### Exercise brief
Please list all lines of the material below in which the string "screenshot" occurs.

### Given records
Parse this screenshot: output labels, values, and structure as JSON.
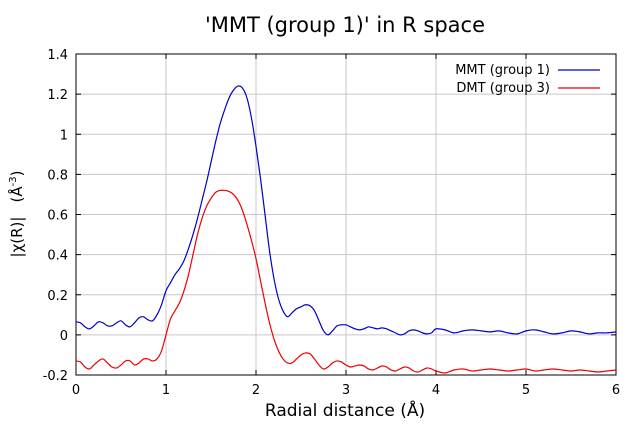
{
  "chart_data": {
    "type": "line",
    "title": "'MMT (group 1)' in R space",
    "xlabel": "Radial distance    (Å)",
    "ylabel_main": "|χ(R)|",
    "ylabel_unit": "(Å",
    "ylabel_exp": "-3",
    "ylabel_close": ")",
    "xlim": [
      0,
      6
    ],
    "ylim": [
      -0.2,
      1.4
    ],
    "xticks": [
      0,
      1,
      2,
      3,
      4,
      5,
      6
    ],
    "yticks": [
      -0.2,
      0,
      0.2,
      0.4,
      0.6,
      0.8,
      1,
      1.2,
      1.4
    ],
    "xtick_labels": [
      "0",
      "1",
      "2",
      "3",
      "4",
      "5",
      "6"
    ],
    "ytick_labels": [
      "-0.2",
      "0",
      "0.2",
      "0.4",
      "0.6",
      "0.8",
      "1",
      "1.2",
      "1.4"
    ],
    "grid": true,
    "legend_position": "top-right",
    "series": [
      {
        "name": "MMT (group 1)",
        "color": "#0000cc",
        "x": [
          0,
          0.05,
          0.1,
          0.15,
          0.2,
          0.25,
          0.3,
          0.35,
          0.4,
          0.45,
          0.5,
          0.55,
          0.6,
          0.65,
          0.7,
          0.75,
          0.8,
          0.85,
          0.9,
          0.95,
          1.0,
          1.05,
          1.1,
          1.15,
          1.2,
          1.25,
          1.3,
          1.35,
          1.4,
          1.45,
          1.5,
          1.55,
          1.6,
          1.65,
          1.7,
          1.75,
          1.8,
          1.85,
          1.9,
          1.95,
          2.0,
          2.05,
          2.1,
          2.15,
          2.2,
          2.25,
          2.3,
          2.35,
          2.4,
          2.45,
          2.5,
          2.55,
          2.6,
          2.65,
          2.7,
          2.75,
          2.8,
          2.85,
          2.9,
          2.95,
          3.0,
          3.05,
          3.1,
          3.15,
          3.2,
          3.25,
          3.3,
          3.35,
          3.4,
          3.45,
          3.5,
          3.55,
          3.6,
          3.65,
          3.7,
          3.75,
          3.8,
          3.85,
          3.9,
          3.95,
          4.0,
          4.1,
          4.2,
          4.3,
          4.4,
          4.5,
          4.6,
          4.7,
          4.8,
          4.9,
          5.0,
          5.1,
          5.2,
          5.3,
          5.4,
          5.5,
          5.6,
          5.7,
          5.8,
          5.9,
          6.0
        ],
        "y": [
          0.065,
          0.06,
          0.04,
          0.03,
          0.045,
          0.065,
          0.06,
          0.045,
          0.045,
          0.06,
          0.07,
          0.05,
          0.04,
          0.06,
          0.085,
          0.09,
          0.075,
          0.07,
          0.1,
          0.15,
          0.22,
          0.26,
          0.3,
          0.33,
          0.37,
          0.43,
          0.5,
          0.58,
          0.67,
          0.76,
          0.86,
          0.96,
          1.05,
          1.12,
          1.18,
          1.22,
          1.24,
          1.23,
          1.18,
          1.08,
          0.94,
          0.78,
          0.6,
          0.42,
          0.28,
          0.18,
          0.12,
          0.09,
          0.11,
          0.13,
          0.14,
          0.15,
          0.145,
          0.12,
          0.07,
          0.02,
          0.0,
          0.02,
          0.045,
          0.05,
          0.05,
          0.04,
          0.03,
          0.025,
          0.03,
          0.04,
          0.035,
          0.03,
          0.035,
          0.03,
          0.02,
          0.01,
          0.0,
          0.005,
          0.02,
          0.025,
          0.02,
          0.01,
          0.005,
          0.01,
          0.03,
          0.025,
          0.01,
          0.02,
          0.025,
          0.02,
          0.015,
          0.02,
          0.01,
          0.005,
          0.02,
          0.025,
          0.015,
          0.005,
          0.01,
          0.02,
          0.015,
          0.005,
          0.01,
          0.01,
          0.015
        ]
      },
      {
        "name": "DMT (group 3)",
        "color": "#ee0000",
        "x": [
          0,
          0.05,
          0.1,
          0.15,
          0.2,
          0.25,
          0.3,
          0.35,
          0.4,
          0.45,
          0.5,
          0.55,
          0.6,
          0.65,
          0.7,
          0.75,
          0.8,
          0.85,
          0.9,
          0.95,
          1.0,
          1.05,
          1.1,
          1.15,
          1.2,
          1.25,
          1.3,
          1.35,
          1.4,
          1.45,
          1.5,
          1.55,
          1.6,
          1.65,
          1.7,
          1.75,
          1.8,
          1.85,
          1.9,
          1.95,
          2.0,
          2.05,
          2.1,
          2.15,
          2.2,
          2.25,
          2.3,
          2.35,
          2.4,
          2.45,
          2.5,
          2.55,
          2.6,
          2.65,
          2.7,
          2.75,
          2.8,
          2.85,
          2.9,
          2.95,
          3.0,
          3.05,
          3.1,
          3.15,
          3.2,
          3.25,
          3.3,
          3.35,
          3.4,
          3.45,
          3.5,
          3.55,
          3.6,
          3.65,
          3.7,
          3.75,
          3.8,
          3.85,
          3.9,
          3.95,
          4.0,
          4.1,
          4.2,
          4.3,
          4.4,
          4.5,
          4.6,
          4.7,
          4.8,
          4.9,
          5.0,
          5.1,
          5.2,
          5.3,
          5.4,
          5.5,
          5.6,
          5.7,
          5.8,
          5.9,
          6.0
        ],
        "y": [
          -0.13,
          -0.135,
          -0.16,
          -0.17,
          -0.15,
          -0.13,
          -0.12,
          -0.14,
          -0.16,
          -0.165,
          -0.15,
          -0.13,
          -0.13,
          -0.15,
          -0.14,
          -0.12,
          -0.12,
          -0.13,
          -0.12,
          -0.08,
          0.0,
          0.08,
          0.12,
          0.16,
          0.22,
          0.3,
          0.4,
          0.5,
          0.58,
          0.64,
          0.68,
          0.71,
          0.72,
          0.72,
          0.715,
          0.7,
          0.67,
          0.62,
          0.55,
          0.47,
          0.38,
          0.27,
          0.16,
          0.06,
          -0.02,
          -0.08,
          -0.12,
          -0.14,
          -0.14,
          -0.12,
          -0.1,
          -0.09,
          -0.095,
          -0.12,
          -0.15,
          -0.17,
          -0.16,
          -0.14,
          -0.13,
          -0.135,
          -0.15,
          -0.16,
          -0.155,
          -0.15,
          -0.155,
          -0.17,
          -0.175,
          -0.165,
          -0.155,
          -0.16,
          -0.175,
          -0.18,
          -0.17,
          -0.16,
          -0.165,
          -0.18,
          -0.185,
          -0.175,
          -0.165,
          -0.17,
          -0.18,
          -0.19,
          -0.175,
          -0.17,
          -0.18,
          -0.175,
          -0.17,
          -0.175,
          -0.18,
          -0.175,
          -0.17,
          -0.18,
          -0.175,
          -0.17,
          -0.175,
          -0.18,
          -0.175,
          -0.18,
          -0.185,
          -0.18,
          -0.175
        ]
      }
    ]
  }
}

---

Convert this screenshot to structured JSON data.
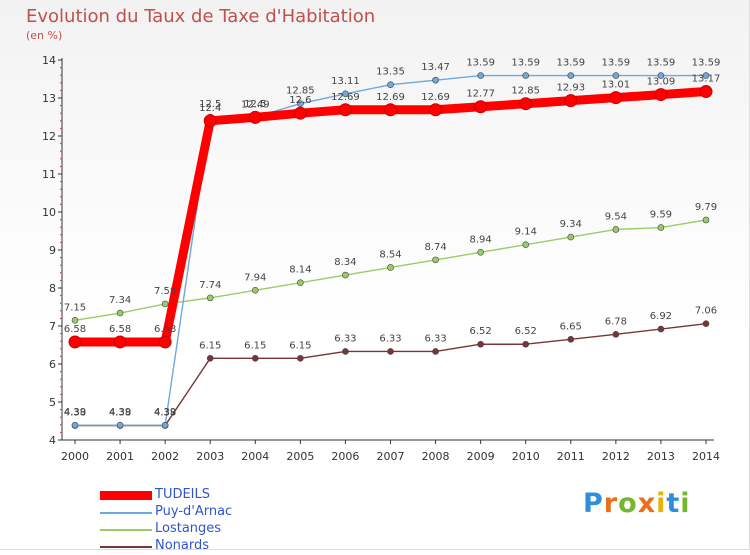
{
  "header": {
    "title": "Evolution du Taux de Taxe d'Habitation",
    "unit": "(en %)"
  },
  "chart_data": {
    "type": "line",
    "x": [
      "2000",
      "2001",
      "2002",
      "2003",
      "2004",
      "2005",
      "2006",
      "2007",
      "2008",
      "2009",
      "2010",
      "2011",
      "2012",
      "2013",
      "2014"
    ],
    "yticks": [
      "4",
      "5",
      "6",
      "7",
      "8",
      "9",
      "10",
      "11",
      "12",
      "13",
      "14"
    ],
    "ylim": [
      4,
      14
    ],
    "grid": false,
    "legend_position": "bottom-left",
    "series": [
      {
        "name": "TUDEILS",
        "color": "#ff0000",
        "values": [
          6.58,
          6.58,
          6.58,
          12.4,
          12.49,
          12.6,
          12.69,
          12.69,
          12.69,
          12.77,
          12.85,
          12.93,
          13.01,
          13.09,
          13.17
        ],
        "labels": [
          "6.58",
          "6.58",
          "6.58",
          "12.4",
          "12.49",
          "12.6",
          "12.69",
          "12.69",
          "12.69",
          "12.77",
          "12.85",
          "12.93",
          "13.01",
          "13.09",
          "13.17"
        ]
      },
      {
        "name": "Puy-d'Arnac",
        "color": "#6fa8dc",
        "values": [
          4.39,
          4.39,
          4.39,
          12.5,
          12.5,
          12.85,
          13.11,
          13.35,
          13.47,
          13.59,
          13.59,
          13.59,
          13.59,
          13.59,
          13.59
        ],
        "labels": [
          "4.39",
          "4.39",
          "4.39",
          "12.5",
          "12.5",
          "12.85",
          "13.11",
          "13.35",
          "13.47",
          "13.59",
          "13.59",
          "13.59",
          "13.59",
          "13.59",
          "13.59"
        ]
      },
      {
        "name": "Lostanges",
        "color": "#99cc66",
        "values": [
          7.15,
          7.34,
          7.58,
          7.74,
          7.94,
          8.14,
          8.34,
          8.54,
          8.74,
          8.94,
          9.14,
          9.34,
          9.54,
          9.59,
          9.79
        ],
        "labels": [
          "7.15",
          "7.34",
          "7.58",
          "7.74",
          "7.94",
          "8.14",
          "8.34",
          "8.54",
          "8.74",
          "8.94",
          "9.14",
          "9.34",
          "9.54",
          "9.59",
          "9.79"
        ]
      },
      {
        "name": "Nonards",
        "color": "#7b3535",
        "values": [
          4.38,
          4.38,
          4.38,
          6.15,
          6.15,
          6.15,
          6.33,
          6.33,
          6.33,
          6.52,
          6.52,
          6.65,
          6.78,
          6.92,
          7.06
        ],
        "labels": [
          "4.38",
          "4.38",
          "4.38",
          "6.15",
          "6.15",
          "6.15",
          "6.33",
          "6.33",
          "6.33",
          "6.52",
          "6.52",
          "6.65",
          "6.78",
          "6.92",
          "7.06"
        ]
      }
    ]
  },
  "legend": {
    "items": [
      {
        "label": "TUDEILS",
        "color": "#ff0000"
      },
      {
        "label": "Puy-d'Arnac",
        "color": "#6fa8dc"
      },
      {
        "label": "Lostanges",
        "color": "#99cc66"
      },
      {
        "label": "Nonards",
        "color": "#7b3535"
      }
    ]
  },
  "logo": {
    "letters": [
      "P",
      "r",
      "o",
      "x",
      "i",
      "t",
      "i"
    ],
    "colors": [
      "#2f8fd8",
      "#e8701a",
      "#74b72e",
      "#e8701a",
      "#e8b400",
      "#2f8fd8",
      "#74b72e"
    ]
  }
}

--

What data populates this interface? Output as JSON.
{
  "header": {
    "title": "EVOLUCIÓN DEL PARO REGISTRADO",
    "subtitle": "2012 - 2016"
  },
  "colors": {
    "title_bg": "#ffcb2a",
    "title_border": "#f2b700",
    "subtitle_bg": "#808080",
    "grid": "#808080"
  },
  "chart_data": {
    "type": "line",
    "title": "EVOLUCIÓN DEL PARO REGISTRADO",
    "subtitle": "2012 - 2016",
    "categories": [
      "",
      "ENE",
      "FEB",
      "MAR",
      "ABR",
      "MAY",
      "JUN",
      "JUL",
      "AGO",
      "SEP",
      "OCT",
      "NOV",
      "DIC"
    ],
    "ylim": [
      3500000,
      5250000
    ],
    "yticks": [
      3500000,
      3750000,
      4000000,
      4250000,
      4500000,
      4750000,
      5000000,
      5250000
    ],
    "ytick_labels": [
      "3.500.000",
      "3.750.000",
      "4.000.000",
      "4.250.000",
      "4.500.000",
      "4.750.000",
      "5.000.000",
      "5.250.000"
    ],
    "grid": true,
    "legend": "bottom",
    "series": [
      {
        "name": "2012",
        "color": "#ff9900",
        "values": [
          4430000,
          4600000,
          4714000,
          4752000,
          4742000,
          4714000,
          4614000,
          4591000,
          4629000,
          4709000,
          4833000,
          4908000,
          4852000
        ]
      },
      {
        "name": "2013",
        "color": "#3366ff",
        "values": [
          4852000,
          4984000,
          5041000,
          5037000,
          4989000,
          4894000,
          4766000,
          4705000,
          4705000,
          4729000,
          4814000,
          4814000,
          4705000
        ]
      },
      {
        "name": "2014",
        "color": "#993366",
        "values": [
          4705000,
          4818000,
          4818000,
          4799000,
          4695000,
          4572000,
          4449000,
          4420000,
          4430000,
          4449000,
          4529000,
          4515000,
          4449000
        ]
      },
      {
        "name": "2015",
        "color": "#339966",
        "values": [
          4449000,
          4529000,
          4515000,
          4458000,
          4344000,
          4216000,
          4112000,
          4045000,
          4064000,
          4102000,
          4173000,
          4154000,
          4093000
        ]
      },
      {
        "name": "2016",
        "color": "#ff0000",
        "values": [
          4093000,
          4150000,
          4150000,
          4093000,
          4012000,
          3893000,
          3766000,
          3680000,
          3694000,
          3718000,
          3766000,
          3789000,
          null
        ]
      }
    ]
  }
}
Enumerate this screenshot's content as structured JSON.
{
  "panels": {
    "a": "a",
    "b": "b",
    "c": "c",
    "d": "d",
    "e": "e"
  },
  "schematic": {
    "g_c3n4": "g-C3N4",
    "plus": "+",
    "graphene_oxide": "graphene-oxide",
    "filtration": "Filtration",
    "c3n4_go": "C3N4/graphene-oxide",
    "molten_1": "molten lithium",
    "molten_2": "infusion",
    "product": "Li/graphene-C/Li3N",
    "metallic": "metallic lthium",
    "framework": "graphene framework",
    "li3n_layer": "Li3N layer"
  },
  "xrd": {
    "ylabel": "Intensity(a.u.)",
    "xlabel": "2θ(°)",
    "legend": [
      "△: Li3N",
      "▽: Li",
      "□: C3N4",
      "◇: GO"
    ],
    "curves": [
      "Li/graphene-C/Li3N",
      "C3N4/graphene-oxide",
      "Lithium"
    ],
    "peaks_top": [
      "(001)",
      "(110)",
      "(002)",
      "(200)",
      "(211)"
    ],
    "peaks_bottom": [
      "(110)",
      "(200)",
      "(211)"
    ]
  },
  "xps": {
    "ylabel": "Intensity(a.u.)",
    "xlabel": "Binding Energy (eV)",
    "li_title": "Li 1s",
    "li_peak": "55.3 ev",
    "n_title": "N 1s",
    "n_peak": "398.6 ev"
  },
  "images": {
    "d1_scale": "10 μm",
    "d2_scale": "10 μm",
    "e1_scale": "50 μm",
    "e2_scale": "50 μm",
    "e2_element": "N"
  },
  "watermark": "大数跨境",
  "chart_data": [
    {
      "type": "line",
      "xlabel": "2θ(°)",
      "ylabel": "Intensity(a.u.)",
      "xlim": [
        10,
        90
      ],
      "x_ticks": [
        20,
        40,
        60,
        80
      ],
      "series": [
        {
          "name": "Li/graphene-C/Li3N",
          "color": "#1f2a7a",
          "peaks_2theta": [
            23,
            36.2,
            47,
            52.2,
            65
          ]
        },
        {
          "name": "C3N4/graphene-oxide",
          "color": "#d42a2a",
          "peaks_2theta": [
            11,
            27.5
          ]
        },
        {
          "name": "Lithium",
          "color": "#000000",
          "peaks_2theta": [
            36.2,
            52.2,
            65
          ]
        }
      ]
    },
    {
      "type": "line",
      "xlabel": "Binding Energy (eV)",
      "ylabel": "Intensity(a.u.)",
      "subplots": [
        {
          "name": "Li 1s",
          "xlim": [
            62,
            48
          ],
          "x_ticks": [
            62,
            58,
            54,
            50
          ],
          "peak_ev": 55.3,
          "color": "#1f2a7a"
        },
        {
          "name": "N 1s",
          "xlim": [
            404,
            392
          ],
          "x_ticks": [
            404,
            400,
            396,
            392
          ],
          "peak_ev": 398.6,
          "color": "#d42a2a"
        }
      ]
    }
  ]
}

### Solved exercise
Parse this screenshot: output labels, values, and structure as JSON.
Convert this screenshot to structured JSON data.
Enumerate this screenshot's content as structured JSON.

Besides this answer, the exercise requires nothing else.